_WHAT TO WORK ON:_ Can you print the data exactly and leave out each image?

[Items from a data source]
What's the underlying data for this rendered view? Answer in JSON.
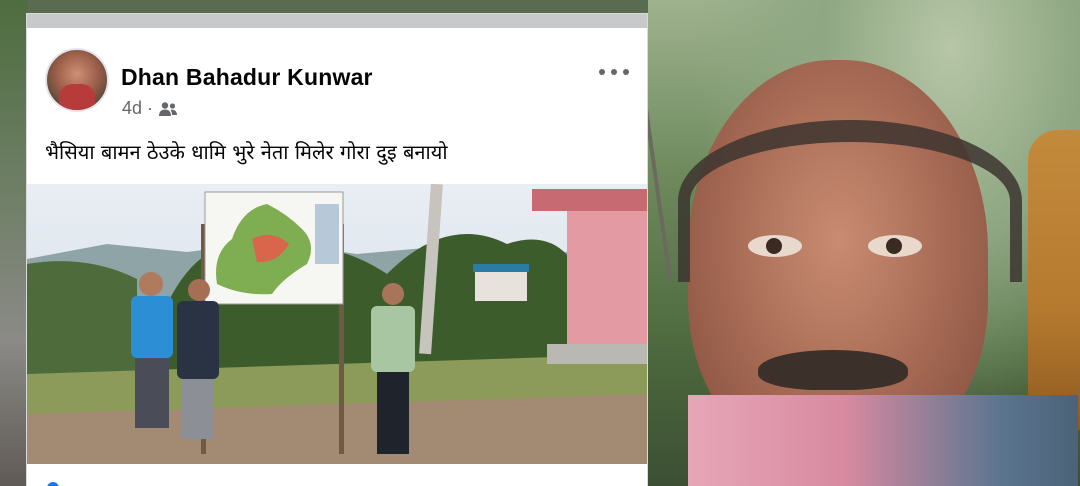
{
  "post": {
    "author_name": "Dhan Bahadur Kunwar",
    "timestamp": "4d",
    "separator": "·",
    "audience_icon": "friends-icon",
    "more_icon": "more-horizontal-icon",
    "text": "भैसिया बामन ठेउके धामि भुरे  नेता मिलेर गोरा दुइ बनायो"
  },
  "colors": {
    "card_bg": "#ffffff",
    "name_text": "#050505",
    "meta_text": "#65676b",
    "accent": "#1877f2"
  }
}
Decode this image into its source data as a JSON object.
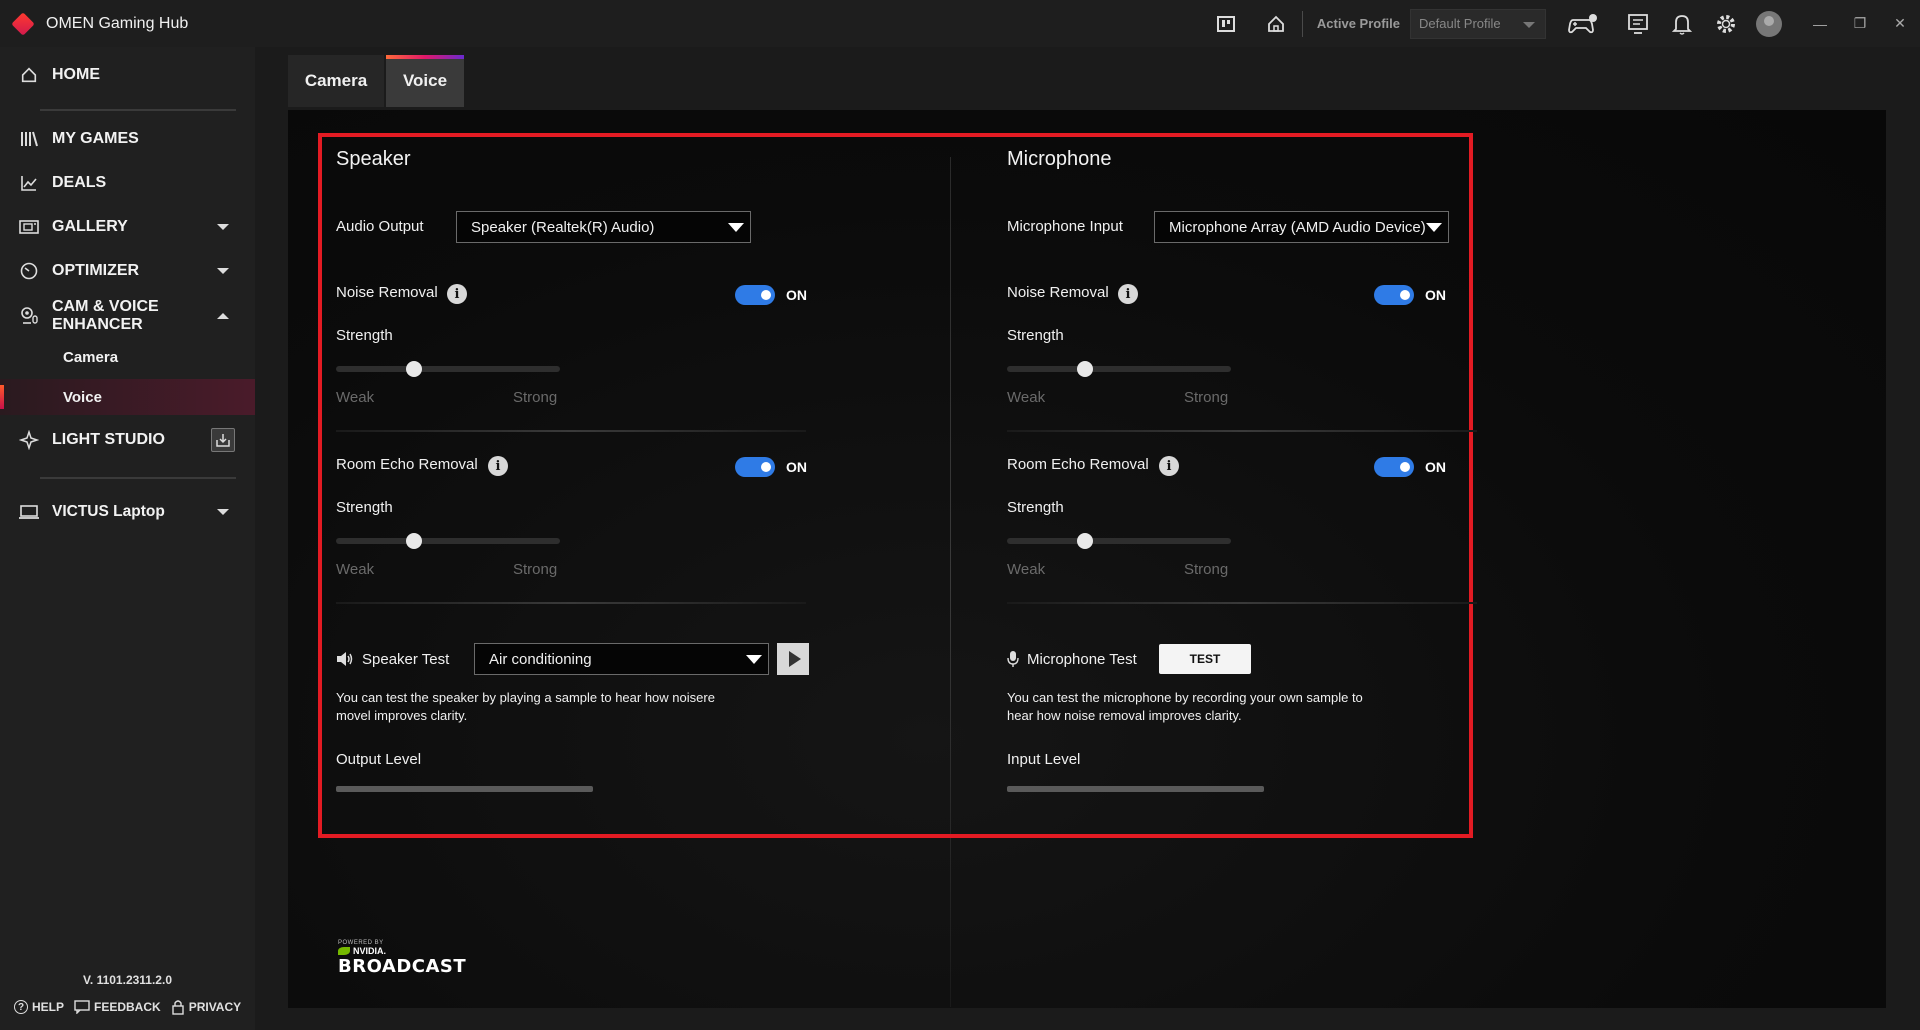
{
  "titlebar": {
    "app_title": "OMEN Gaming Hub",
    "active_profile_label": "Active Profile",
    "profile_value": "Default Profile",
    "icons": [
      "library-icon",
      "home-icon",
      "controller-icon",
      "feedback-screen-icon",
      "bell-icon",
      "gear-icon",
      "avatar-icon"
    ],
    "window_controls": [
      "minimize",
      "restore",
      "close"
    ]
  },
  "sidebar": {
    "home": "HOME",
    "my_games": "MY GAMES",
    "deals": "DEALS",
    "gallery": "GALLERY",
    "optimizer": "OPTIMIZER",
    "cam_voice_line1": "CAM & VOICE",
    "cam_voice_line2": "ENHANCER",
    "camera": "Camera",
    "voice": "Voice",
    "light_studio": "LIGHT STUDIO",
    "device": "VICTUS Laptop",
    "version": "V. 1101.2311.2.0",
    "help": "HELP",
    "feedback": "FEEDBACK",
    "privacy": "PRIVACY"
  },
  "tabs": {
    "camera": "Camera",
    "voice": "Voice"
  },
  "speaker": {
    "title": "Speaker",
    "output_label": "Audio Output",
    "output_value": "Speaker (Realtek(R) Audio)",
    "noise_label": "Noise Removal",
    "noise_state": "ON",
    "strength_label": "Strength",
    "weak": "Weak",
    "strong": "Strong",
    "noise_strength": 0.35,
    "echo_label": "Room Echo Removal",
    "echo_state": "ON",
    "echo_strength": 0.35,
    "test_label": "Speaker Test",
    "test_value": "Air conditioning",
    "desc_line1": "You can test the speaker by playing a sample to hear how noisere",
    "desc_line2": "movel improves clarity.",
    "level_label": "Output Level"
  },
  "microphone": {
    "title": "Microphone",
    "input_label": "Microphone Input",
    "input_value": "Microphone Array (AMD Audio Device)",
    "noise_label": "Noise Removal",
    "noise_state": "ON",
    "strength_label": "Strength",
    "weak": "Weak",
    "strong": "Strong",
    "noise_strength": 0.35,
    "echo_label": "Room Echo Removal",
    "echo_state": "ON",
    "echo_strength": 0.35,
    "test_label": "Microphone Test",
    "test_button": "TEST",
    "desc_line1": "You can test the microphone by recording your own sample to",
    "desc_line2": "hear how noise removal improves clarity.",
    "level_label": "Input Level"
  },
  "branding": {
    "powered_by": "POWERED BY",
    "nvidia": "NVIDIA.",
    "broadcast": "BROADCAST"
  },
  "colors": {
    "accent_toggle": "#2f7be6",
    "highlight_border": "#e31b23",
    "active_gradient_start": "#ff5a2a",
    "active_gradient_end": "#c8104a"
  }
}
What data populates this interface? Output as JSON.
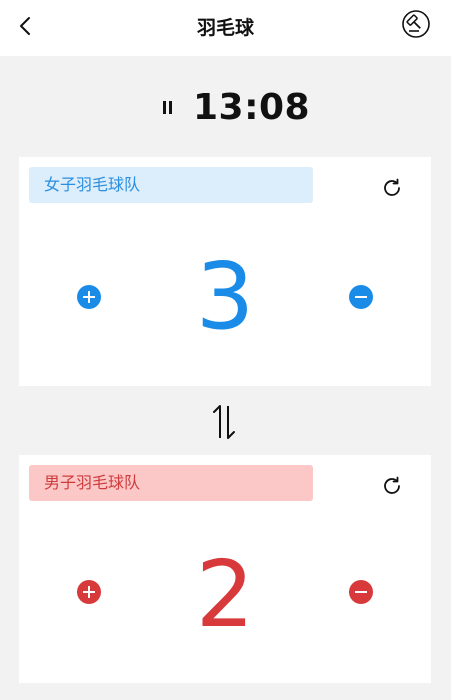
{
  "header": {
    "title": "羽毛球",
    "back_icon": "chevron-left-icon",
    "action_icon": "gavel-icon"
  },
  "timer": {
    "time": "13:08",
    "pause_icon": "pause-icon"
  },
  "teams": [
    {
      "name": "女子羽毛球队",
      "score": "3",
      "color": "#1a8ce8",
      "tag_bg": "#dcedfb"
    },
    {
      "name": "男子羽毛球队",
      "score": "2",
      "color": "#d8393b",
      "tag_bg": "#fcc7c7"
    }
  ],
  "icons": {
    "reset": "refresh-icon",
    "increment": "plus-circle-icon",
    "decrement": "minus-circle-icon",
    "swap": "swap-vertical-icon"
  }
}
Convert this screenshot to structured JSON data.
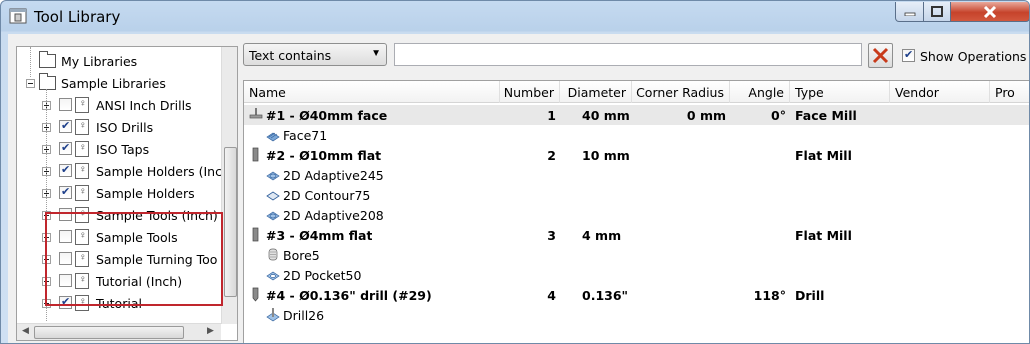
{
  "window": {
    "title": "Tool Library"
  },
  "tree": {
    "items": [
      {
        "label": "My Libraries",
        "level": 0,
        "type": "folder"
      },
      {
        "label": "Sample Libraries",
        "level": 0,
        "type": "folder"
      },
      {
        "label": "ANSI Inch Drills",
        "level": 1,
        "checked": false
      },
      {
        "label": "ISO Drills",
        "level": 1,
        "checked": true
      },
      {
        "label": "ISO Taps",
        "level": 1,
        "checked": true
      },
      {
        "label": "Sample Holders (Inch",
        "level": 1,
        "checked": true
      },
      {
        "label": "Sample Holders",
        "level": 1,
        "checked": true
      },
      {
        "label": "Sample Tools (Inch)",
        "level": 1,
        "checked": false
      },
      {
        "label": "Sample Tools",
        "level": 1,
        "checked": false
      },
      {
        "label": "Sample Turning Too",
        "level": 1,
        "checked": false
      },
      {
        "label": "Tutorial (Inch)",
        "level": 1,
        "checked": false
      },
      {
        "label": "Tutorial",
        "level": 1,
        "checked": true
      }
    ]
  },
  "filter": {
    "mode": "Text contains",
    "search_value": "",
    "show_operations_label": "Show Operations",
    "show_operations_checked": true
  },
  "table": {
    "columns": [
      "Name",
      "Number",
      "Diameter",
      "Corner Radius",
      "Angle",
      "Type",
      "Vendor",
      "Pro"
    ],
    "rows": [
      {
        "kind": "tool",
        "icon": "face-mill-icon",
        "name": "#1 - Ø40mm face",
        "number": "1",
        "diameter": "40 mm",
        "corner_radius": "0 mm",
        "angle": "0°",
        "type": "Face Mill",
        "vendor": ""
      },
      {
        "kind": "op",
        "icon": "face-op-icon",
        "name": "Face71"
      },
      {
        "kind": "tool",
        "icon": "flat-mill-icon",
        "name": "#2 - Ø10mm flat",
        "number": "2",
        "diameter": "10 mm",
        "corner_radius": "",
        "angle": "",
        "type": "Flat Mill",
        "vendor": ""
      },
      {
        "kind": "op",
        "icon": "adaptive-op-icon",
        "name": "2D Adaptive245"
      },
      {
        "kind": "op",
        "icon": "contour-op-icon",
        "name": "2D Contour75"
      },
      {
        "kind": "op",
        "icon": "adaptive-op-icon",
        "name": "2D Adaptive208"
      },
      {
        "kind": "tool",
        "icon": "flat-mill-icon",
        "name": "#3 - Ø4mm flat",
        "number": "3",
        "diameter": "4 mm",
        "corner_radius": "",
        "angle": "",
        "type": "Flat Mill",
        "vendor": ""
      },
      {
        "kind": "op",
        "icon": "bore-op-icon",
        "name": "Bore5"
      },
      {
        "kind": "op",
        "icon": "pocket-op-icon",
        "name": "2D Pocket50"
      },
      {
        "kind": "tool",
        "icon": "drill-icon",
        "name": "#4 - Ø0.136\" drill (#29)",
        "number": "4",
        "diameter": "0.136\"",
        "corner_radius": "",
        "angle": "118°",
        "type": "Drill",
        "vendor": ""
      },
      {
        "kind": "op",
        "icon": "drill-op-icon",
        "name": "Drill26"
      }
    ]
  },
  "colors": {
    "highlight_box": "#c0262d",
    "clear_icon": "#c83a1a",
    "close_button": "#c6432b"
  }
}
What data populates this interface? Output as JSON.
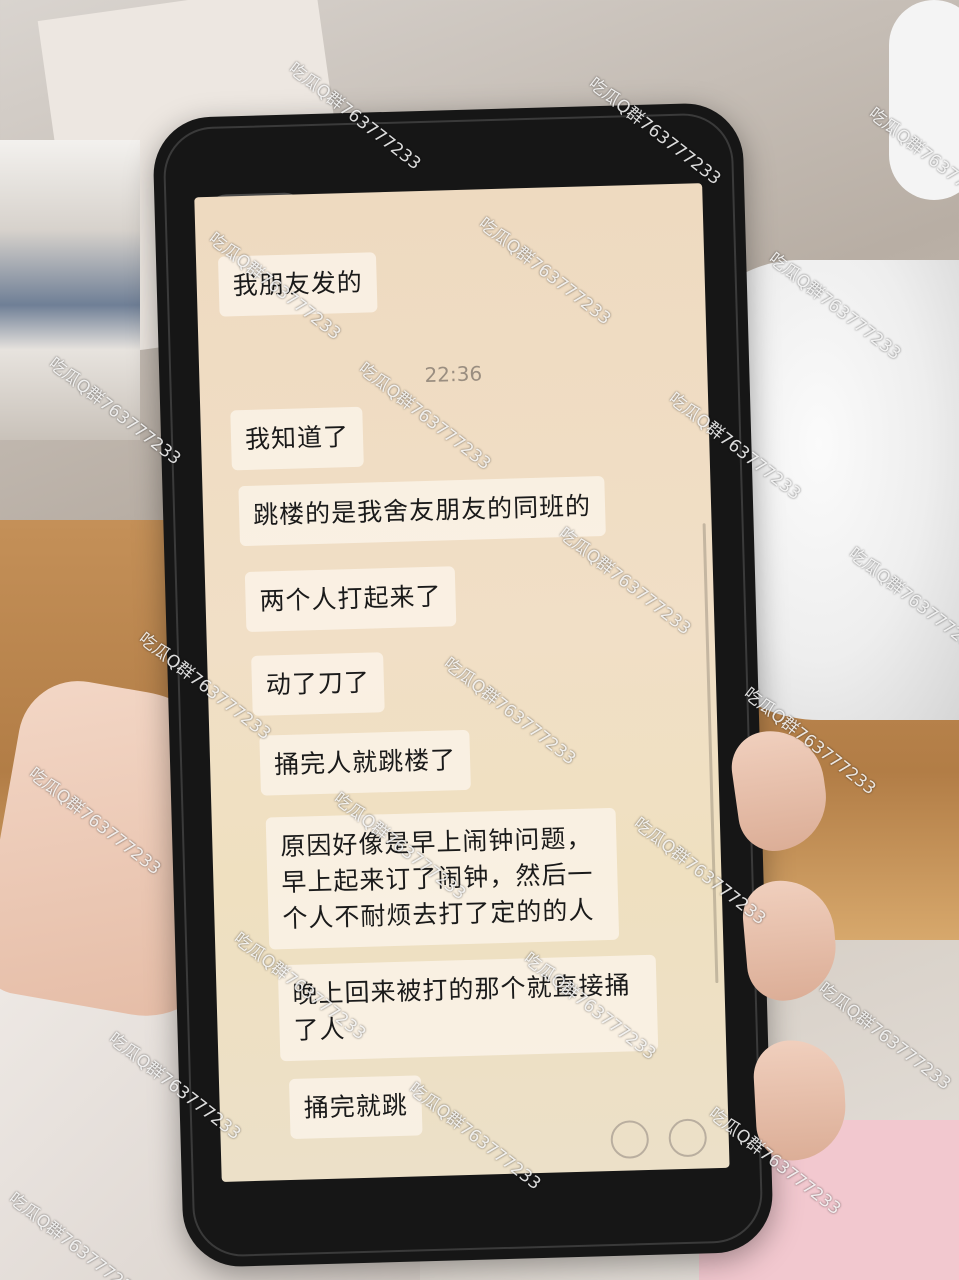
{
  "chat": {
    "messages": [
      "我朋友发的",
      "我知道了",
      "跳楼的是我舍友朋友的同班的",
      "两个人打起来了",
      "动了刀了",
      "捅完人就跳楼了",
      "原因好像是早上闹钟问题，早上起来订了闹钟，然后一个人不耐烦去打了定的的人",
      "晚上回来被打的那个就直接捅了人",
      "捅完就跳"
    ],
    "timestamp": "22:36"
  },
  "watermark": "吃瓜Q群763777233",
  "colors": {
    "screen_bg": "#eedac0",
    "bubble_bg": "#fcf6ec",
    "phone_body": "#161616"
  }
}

_SOLUTION TO THIS EXERCISE:_
What's the underlying data for this rendered view? Answer in JSON.
{
  "post": {
    "author_name": "Dhan Bahadur Kunwar",
    "timestamp": "4d",
    "separator": "·",
    "audience_icon": "friends-icon",
    "more_icon": "more-horizontal-icon",
    "text": "भैसिया बामन ठेउके धामि भुरे  नेता मिलेर गोरा दुइ बनायो"
  },
  "colors": {
    "card_bg": "#ffffff",
    "name_text": "#050505",
    "meta_text": "#65676b",
    "accent": "#1877f2"
  }
}
Decode this image into its source data as a JSON object.
{
  "titlebar": {
    "app_title": "OMEN Gaming Hub",
    "active_profile_label": "Active Profile",
    "profile_value": "Default Profile",
    "icons": [
      "library-icon",
      "home-icon",
      "controller-icon",
      "feedback-screen-icon",
      "bell-icon",
      "gear-icon",
      "avatar-icon"
    ],
    "window_controls": [
      "minimize",
      "restore",
      "close"
    ]
  },
  "sidebar": {
    "home": "HOME",
    "my_games": "MY GAMES",
    "deals": "DEALS",
    "gallery": "GALLERY",
    "optimizer": "OPTIMIZER",
    "cam_voice_line1": "CAM & VOICE",
    "cam_voice_line2": "ENHANCER",
    "camera": "Camera",
    "voice": "Voice",
    "light_studio": "LIGHT STUDIO",
    "device": "VICTUS Laptop",
    "version": "V. 1101.2311.2.0",
    "help": "HELP",
    "feedback": "FEEDBACK",
    "privacy": "PRIVACY"
  },
  "tabs": {
    "camera": "Camera",
    "voice": "Voice"
  },
  "speaker": {
    "title": "Speaker",
    "output_label": "Audio Output",
    "output_value": "Speaker (Realtek(R) Audio)",
    "noise_label": "Noise Removal",
    "noise_state": "ON",
    "strength_label": "Strength",
    "weak": "Weak",
    "strong": "Strong",
    "noise_strength": 0.35,
    "echo_label": "Room Echo Removal",
    "echo_state": "ON",
    "echo_strength": 0.35,
    "test_label": "Speaker Test",
    "test_value": "Air conditioning",
    "desc_line1": "You can test the speaker by playing a sample to hear how noisere",
    "desc_line2": "movel improves clarity.",
    "level_label": "Output Level"
  },
  "microphone": {
    "title": "Microphone",
    "input_label": "Microphone Input",
    "input_value": "Microphone Array (AMD Audio Device)",
    "noise_label": "Noise Removal",
    "noise_state": "ON",
    "strength_label": "Strength",
    "weak": "Weak",
    "strong": "Strong",
    "noise_strength": 0.35,
    "echo_label": "Room Echo Removal",
    "echo_state": "ON",
    "echo_strength": 0.35,
    "test_label": "Microphone Test",
    "test_button": "TEST",
    "desc_line1": "You can test the microphone by recording your own sample to",
    "desc_line2": "hear how noise removal improves clarity.",
    "level_label": "Input Level"
  },
  "branding": {
    "powered_by": "POWERED BY",
    "nvidia": "NVIDIA.",
    "broadcast": "BROADCAST"
  },
  "colors": {
    "accent_toggle": "#2f7be6",
    "highlight_border": "#e31b23",
    "active_gradient_start": "#ff5a2a",
    "active_gradient_end": "#c8104a"
  }
}
What data populates this interface? Output as JSON.
{
  "header": {
    "title": "羽毛球",
    "back_icon": "chevron-left-icon",
    "action_icon": "gavel-icon"
  },
  "timer": {
    "time": "13:08",
    "pause_icon": "pause-icon"
  },
  "teams": [
    {
      "name": "女子羽毛球队",
      "score": "3",
      "color": "#1a8ce8",
      "tag_bg": "#dcedfb"
    },
    {
      "name": "男子羽毛球队",
      "score": "2",
      "color": "#d8393b",
      "tag_bg": "#fcc7c7"
    }
  ],
  "icons": {
    "reset": "refresh-icon",
    "increment": "plus-circle-icon",
    "decrement": "minus-circle-icon",
    "swap": "swap-vertical-icon"
  }
}
Convert this screenshot to structured JSON data.
{
  "window": {
    "title": "Tool Library"
  },
  "tree": {
    "items": [
      {
        "label": "My Libraries",
        "level": 0,
        "type": "folder"
      },
      {
        "label": "Sample Libraries",
        "level": 0,
        "type": "folder"
      },
      {
        "label": "ANSI Inch Drills",
        "level": 1,
        "checked": false
      },
      {
        "label": "ISO Drills",
        "level": 1,
        "checked": true
      },
      {
        "label": "ISO Taps",
        "level": 1,
        "checked": true
      },
      {
        "label": "Sample Holders (Inch",
        "level": 1,
        "checked": true
      },
      {
        "label": "Sample Holders",
        "level": 1,
        "checked": true
      },
      {
        "label": "Sample Tools (Inch)",
        "level": 1,
        "checked": false
      },
      {
        "label": "Sample Tools",
        "level": 1,
        "checked": false
      },
      {
        "label": "Sample Turning Too",
        "level": 1,
        "checked": false
      },
      {
        "label": "Tutorial (Inch)",
        "level": 1,
        "checked": false
      },
      {
        "label": "Tutorial",
        "level": 1,
        "checked": true
      }
    ]
  },
  "filter": {
    "mode": "Text contains",
    "search_value": "",
    "show_operations_label": "Show Operations",
    "show_operations_checked": true
  },
  "table": {
    "columns": [
      "Name",
      "Number",
      "Diameter",
      "Corner Radius",
      "Angle",
      "Type",
      "Vendor",
      "Pro"
    ],
    "rows": [
      {
        "kind": "tool",
        "icon": "face-mill-icon",
        "name": "#1 - Ø40mm face",
        "number": "1",
        "diameter": "40 mm",
        "corner_radius": "0 mm",
        "angle": "0°",
        "type": "Face Mill",
        "vendor": ""
      },
      {
        "kind": "op",
        "icon": "face-op-icon",
        "name": "Face71"
      },
      {
        "kind": "tool",
        "icon": "flat-mill-icon",
        "name": "#2 - Ø10mm flat",
        "number": "2",
        "diameter": "10 mm",
        "corner_radius": "",
        "angle": "",
        "type": "Flat Mill",
        "vendor": ""
      },
      {
        "kind": "op",
        "icon": "adaptive-op-icon",
        "name": "2D Adaptive245"
      },
      {
        "kind": "op",
        "icon": "contour-op-icon",
        "name": "2D Contour75"
      },
      {
        "kind": "op",
        "icon": "adaptive-op-icon",
        "name": "2D Adaptive208"
      },
      {
        "kind": "tool",
        "icon": "flat-mill-icon",
        "name": "#3 - Ø4mm flat",
        "number": "3",
        "diameter": "4 mm",
        "corner_radius": "",
        "angle": "",
        "type": "Flat Mill",
        "vendor": ""
      },
      {
        "kind": "op",
        "icon": "bore-op-icon",
        "name": "Bore5"
      },
      {
        "kind": "op",
        "icon": "pocket-op-icon",
        "name": "2D Pocket50"
      },
      {
        "kind": "tool",
        "icon": "drill-icon",
        "name": "#4 - Ø0.136\" drill (#29)",
        "number": "4",
        "diameter": "0.136\"",
        "corner_radius": "",
        "angle": "118°",
        "type": "Drill",
        "vendor": ""
      },
      {
        "kind": "op",
        "icon": "drill-op-icon",
        "name": "Drill26"
      }
    ]
  },
  "colors": {
    "highlight_box": "#c0262d",
    "clear_icon": "#c83a1a",
    "close_button": "#c6432b"
  }
}
What data populates this interface? Output as JSON.
{
  "chat": {
    "messages": [
      "我朋友发的",
      "我知道了",
      "跳楼的是我舍友朋友的同班的",
      "两个人打起来了",
      "动了刀了",
      "捅完人就跳楼了",
      "原因好像是早上闹钟问题，早上起来订了闹钟，然后一个人不耐烦去打了定的的人",
      "晚上回来被打的那个就直接捅了人",
      "捅完就跳"
    ],
    "timestamp": "22:36"
  },
  "watermark": "吃瓜Q群763777233",
  "colors": {
    "screen_bg": "#eedac0",
    "bubble_bg": "#fcf6ec",
    "phone_body": "#161616"
  }
}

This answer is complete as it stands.